Requirement =
A line counts if it contains the word "JSON" at least once. State how many such lines the records contain, giving the number alone.

The data =
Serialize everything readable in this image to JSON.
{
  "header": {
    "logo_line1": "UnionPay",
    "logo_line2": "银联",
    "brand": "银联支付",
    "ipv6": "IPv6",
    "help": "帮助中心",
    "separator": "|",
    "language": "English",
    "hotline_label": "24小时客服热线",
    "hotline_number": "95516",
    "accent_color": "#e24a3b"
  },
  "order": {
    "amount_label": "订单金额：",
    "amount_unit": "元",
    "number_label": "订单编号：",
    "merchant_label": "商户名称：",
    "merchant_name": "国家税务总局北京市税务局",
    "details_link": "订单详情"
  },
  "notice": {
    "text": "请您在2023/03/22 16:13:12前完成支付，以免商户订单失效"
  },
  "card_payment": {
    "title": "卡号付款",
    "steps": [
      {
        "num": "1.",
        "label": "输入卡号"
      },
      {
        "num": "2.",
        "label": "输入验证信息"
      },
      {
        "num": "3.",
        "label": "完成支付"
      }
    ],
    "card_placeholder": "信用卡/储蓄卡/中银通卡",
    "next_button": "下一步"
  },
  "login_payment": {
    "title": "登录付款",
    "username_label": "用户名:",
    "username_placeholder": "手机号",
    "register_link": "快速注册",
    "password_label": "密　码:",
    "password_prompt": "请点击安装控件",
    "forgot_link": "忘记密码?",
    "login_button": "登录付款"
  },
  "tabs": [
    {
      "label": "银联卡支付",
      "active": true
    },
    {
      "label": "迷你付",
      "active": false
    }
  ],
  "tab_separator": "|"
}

* * *

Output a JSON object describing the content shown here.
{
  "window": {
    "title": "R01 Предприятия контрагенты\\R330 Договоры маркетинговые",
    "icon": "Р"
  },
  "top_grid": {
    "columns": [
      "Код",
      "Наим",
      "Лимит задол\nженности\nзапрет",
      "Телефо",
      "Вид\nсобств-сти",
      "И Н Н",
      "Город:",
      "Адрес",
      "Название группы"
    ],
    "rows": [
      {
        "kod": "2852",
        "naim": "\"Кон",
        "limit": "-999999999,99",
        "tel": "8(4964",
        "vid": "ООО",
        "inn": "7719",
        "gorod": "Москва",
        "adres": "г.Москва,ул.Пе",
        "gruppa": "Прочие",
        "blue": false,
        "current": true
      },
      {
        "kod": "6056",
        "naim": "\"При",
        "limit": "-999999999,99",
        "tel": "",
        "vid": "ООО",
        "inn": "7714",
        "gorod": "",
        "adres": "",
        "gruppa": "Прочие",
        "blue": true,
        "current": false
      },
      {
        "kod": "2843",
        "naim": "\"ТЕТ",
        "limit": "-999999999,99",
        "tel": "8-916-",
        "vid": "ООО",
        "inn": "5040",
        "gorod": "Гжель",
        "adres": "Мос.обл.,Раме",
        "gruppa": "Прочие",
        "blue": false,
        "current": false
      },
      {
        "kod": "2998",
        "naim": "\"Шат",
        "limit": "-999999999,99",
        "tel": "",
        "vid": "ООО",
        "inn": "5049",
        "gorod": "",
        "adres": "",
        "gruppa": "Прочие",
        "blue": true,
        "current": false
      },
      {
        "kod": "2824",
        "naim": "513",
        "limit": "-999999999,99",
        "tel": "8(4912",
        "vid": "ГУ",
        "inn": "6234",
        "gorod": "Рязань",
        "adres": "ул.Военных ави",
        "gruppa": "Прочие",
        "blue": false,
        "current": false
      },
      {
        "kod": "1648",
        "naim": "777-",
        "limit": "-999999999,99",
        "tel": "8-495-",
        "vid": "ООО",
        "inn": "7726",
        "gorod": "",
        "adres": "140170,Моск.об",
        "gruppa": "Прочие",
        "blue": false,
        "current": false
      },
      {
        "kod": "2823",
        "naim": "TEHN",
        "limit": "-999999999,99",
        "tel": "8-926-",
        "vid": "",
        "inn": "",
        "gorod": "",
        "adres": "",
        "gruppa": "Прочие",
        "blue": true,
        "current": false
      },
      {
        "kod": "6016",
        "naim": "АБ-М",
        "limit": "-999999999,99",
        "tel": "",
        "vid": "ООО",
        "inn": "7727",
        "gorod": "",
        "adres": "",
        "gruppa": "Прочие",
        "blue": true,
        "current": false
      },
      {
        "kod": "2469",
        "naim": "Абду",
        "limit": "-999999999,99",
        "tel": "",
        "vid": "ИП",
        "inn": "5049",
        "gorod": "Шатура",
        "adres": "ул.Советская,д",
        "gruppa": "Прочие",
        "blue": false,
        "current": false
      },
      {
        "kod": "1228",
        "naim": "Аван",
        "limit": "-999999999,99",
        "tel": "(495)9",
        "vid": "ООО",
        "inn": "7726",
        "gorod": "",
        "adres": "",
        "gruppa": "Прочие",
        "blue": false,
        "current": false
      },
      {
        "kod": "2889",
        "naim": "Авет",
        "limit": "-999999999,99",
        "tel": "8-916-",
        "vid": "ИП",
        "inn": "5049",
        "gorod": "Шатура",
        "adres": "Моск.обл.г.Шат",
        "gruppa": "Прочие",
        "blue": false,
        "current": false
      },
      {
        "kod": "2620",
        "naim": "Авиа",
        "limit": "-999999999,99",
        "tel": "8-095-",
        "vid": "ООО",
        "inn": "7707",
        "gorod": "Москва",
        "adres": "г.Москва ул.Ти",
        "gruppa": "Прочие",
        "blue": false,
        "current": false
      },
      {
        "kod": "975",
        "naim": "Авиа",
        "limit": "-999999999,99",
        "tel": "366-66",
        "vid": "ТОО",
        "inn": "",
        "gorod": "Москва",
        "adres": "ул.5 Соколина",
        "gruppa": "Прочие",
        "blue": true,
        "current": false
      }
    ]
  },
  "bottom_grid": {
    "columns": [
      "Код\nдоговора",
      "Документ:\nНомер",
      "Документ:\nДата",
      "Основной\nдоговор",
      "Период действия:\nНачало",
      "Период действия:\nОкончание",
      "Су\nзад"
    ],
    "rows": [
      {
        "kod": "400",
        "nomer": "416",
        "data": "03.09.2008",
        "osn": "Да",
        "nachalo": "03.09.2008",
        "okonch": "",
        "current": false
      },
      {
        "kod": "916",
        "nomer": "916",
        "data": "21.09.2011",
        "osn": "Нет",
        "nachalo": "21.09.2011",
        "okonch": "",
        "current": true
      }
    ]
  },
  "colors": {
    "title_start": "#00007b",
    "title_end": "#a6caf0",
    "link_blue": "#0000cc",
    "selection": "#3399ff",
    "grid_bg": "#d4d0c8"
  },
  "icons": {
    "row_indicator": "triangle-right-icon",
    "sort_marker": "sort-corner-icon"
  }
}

Solved exercise =
2